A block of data
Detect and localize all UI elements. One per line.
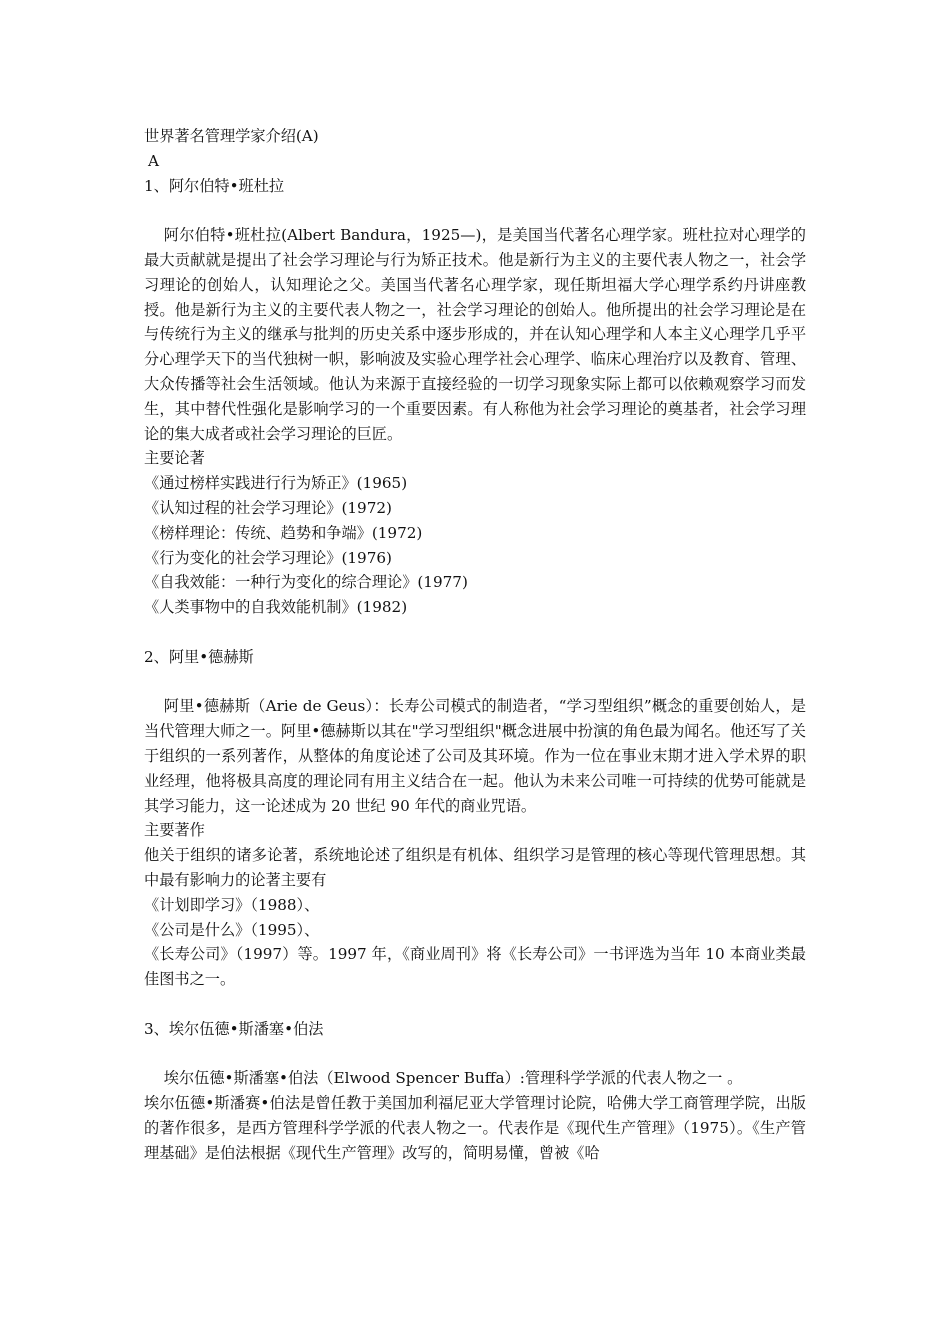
list-item: 《自我效能：一种行为变化的综合理论》(1977): [144, 573, 468, 592]
spacer: [144, 620, 806, 645]
bio-paragraph-buffa: 埃尔伍德•斯潘赛•伯法是曾任教于美国加利福尼亚大学管理讨论院，哈佛大学工商管理学院，出版的著作很多，是西方管理科学学派的代表人物之一。代表作是《现代生产管理》（1975）。《生产管理基础》是伯法根据《现代生产管理》改写的，简明易懂，曾被《哈: [144, 1094, 806, 1162]
spacer: [144, 670, 806, 695]
works-last-de-geus: 《长寿公司》（1997）等。1997 年，《商业周刊》将《长寿公司》一书评选为当年 10 本商业类最佳图书之一。: [144, 945, 806, 989]
list-item: 《人类事物中的自我效能机制》(1982): [144, 598, 408, 617]
document-title: 世界著名管理学家介绍(A): [144, 127, 319, 145]
spacer: [144, 1041, 806, 1066]
list-item: 《行为变化的社会学习理论》(1976): [144, 548, 392, 567]
bio-paragraph-bandura: 阿尔伯特•班杜拉(Albert Bandura，1925—)，是美国当代著名心理学家。班杜拉对心理学的最大贡献就是提出了社会学习理论与行为矫正技术。他是新行为主义的主要代表人物之一，社会学习理论的创始人，认知理论之父。美国当代著名心理学家，现任斯坦福大学心理学系约丹讲座教授。他是新行为主义的主要代表人物之一，社会学习理论的创始人。他所提出的社会学习理论是在与传统行为主义的继承与批判的历史关系中逐步形成的，并在认知心理学和人本主义心理学几乎平分心理学天下的当代独树一帜，影响波及实验心理学社会心理学、临床心理治疗以及教育、管理、大众传播等社会生活领域。他认为来源于直接经验的一切学习现象实际上都可以依赖观察学习而发生，其中替代性强化是影响学习的一个重要因素。有人称他为社会学习理论的奠基者，社会学习理论的集大成者或社会学习理论的巨匠。: [144, 226, 806, 443]
list-item: 《公司是什么》（1995）、: [144, 920, 320, 939]
section-heading-buffa: 3、埃尔伍德•斯潘塞•伯法: [144, 1019, 324, 1038]
intro-paragraph-buffa: 埃尔伍德•斯潘塞•伯法（Elwood Spencer Buffa）:管理科学学派的代表人物之一 。: [163, 1069, 743, 1088]
works-intro-de-geus: 他关于组织的诸多论著，系统地论述了组织是有机体、组织学习是管理的核心等现代管理思想。其中最有影响力的论著主要有: [144, 846, 806, 889]
section-heading-de-geus: 2、阿里•德赫斯: [144, 647, 254, 666]
spacer: [144, 198, 806, 223]
list-item: 《计划即学习》（1988）、: [144, 895, 320, 914]
works-list-bandura: [144, 471, 806, 620]
document-page: [144, 124, 806, 1165]
list-item: 《认知过程的社会学习理论》(1972): [144, 498, 392, 517]
list-item: 《通过榜样实践进行行为矫正》(1965): [144, 474, 408, 493]
list-item: 《榜样理论：传统、趋势和争端》(1972): [144, 523, 423, 542]
section-heading-bandura: 1、阿尔伯特•班杜拉: [144, 176, 285, 195]
bio-paragraph-de-geus: 阿里•德赫斯（Arie de Geus）：长寿公司模式的制造者，“学习型组织”概念的重要创始人，是当代管理大师之一。阿里•德赫斯以其在"学习型组织"概念进展中扮演的角色最为闻名。他还写了关于组织的一系列著作，从整体的角度论述了公司及其环境。作为一位在事业末期才进入学术界的职业经理，他将极具高度的理论同有用主义结合在一起。他认为未来公司唯一可持续的优势可能就是其学习能力，这一论述成为 20 世纪 90 年代的商业咒语。: [144, 697, 806, 815]
spacer: [144, 992, 806, 1017]
works-label-bandura: 主要论著: [144, 449, 205, 468]
section-letter: A: [148, 151, 159, 170]
works-label-de-geus: 主要著作: [144, 821, 205, 840]
works-list-de-geus: [144, 893, 806, 943]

* Written request *
Rewrite the listing with every "spacer" switched to "divider" and nothing else altered, leaving out the pictures.

* Task result *
Detect and localize all UI elements. One per line.
list-item: 《自我效能：一种行为变化的综合理论》(1977): [144, 573, 468, 592]
divider: [144, 620, 806, 645]
bio-paragraph-buffa: 埃尔伍德•斯潘赛•伯法是曾任教于美国加利福尼亚大学管理讨论院，哈佛大学工商管理学院，出版的著作很多，是西方管理科学学派的代表人物之一。代表作是《现代生产管理》（1975）。《生产管理基础》是伯法根据《现代生产管理》改写的，简明易懂，曾被《哈: [144, 1094, 806, 1162]
divider: [144, 670, 806, 695]
works-last-de-geus: 《长寿公司》（1997）等。1997 年，《商业周刊》将《长寿公司》一书评选为当年 10 本商业类最佳图书之一。: [144, 945, 806, 989]
list-item: 《人类事物中的自我效能机制》(1982): [144, 598, 408, 617]
document-title: 世界著名管理学家介绍(A): [144, 127, 319, 145]
divider: [144, 1041, 806, 1066]
list-item: 《行为变化的社会学习理论》(1976): [144, 548, 392, 567]
bio-paragraph-bandura: 阿尔伯特•班杜拉(Albert Bandura，1925—)，是美国当代著名心理学家。班杜拉对心理学的最大贡献就是提出了社会学习理论与行为矫正技术。他是新行为主义的主要代表人物之一，社会学习理论的创始人，认知理论之父。美国当代著名心理学家，现任斯坦福大学心理学系约丹讲座教授。他是新行为主义的主要代表人物之一，社会学习理论的创始人。他所提出的社会学习理论是在与传统行为主义的继承与批判的历史关系中逐步形成的，并在认知心理学和人本主义心理学几乎平分心理学天下的当代独树一帜，影响波及实验心理学社会心理学、临床心理治疗以及教育、管理、大众传播等社会生活领域。他认为来源于直接经验的一切学习现象实际上都可以依赖观察学习而发生，其中替代性强化是影响学习的一个重要因素。有人称他为社会学习理论的奠基者，社会学习理论的集大成者或社会学习理论的巨匠。: [144, 226, 806, 443]
list-item: 《公司是什么》（1995）、: [144, 920, 320, 939]
section-heading-buffa: 3、埃尔伍德•斯潘塞•伯法: [144, 1019, 324, 1038]
intro-paragraph-buffa: 埃尔伍德•斯潘塞•伯法（Elwood Spencer Buffa）:管理科学学派的代表人物之一 。: [163, 1069, 743, 1088]
works-intro-de-geus: 他关于组织的诸多论著，系统地论述了组织是有机体、组织学习是管理的核心等现代管理思想。其中最有影响力的论著主要有: [144, 846, 806, 889]
section-heading-de-geus: 2、阿里•德赫斯: [144, 647, 254, 666]
divider: [144, 198, 806, 223]
list-item: 《计划即学习》（1988）、: [144, 895, 320, 914]
works-list-bandura: [144, 471, 806, 620]
document-page: [144, 124, 806, 1165]
list-item: 《认知过程的社会学习理论》(1972): [144, 498, 392, 517]
list-item: 《通过榜样实践进行行为矫正》(1965): [144, 474, 408, 493]
list-item: 《榜样理论：传统、趋势和争端》(1972): [144, 523, 423, 542]
section-heading-bandura: 1、阿尔伯特•班杜拉: [144, 176, 285, 195]
bio-paragraph-de-geus: 阿里•德赫斯（Arie de Geus）：长寿公司模式的制造者，“学习型组织”概念的重要创始人，是当代管理大师之一。阿里•德赫斯以其在"学习型组织"概念进展中扮演的角色最为闻名。他还写了关于组织的一系列著作，从整体的角度论述了公司及其环境。作为一位在事业末期才进入学术界的职业经理，他将极具高度的理论同有用主义结合在一起。他认为未来公司唯一可持续的优势可能就是其学习能力，这一论述成为 20 世纪 90 年代的商业咒语。: [144, 697, 806, 815]
divider: [144, 992, 806, 1017]
works-label-bandura: 主要论著: [144, 449, 205, 468]
section-letter: A: [148, 151, 159, 170]
works-label-de-geus: 主要著作: [144, 821, 205, 840]
works-list-de-geus: [144, 893, 806, 943]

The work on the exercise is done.